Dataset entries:
-*-
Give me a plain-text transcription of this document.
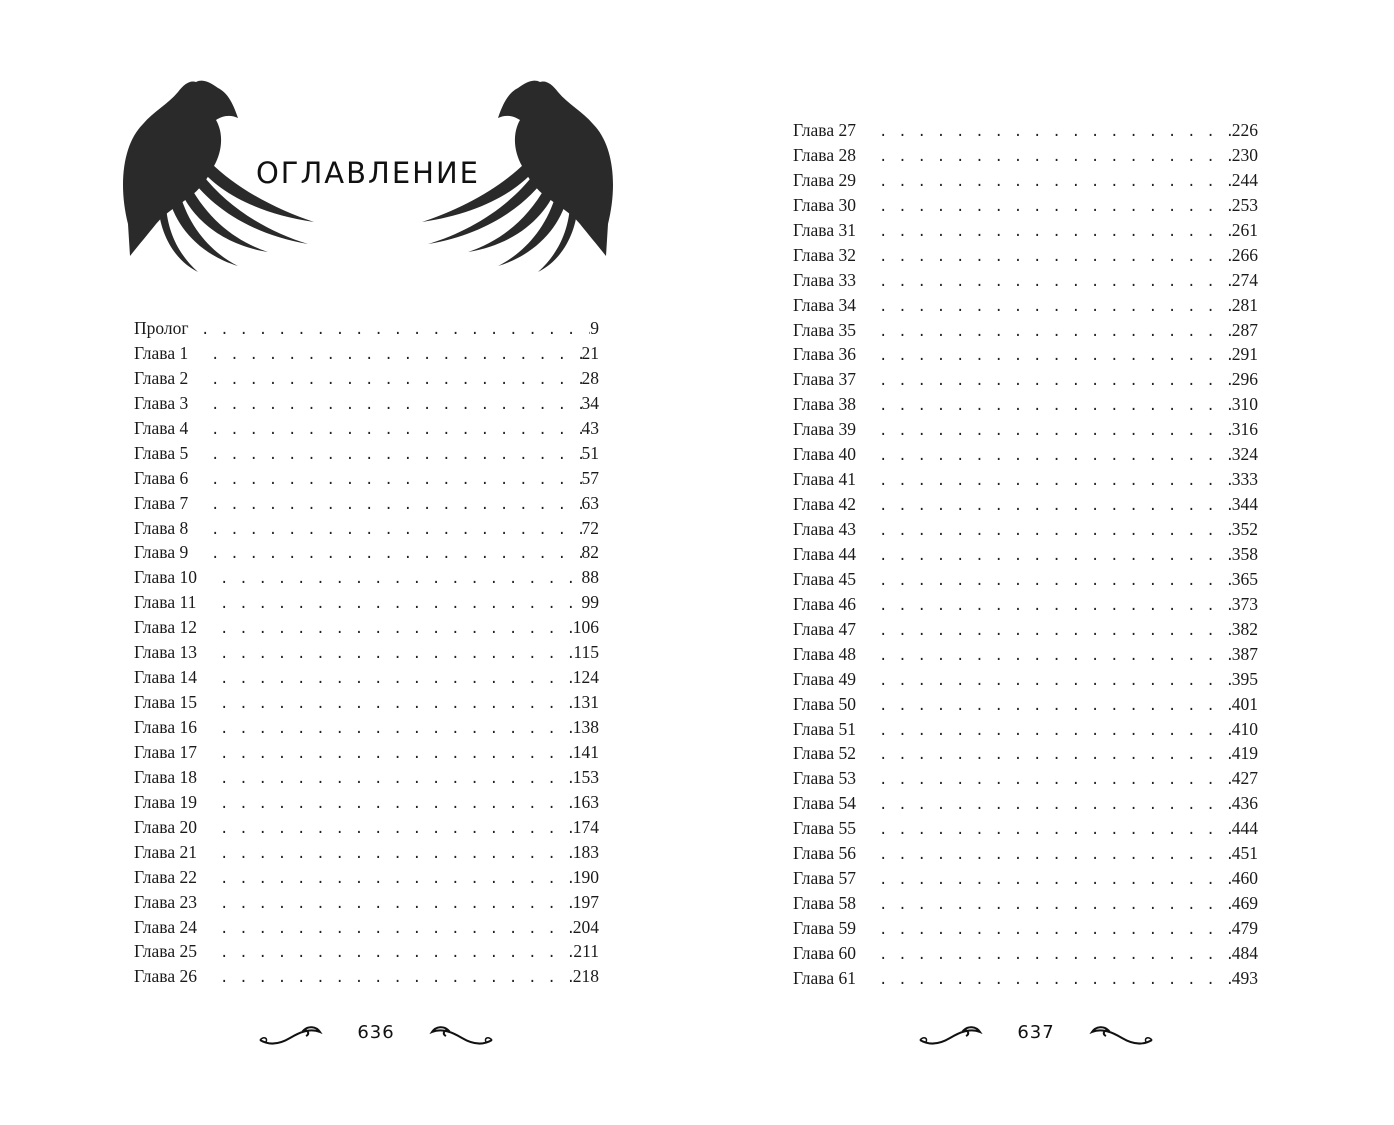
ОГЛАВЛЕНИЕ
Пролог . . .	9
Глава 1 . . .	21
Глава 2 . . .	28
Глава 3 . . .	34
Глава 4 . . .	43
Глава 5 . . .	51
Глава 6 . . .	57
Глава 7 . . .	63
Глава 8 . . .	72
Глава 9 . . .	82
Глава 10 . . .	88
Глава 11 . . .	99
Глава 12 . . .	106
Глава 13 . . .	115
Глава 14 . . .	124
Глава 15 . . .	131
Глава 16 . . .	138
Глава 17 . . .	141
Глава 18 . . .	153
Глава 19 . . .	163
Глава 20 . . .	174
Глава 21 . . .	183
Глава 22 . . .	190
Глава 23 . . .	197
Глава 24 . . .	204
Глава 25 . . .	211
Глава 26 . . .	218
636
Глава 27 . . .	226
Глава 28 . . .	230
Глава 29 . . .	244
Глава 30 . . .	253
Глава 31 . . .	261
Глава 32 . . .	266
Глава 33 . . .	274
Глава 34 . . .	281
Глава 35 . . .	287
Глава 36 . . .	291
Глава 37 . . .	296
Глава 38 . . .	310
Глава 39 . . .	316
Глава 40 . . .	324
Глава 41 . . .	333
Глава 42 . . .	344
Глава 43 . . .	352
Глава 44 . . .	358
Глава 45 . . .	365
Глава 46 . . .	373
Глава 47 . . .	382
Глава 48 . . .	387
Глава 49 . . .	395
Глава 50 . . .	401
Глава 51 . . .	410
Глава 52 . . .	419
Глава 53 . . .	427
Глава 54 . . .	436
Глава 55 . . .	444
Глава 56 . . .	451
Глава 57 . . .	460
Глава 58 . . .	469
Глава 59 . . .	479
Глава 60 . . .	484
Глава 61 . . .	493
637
-*-
**Exercise aim**
Without the pictures, retype the whole of the material above exactly.

**Expected answer**
Give me a plain-text transcription of this document.
ОГЛАВЛЕНИЕ
Пролог . . .	9
Глава 1 . . .	21
Глава 2 . . .	28
Глава 3 . . .	34
Глава 4 . . .	43
Глава 5 . . .	51
Глава 6 . . .	57
Глава 7 . . .	63
Глава 8 . . .	72
Глава 9 . . .	82
Глава 10 . . .	88
Глава 11 . . .	99
Глава 12 . . .	106
Глава 13 . . .	115
Глава 14 . . .	124
Глава 15 . . .	131
Глава 16 . . .	138
Глава 17 . . .	141
Глава 18 . . .	153
Глава 19 . . .	163
Глава 20 . . .	174
Глава 21 . . .	183
Глава 22 . . .	190
Глава 23 . . .	197
Глава 24 . . .	204
Глава 25 . . .	211
Глава 26 . . .	218
636
Глава 27 . . .	226
Глава 28 . . .	230
Глава 29 . . .	244
Глава 30 . . .	253
Глава 31 . . .	261
Глава 32 . . .	266
Глава 33 . . .	274
Глава 34 . . .	281
Глава 35 . . .	287
Глава 36 . . .	291
Глава 37 . . .	296
Глава 38 . . .	310
Глава 39 . . .	316
Глава 40 . . .	324
Глава 41 . . .	333
Глава 42 . . .	344
Глава 43 . . .	352
Глава 44 . . .	358
Глава 45 . . .	365
Глава 46 . . .	373
Глава 47 . . .	382
Глава 48 . . .	387
Глава 49 . . .	395
Глава 50 . . .	401
Глава 51 . . .	410
Глава 52 . . .	419
Глава 53 . . .	427
Глава 54 . . .	436
Глава 55 . . .	444
Глава 56 . . .	451
Глава 57 . . .	460
Глава 58 . . .	469
Глава 59 . . .	479
Глава 60 . . .	484
Глава 61 . . .	493
637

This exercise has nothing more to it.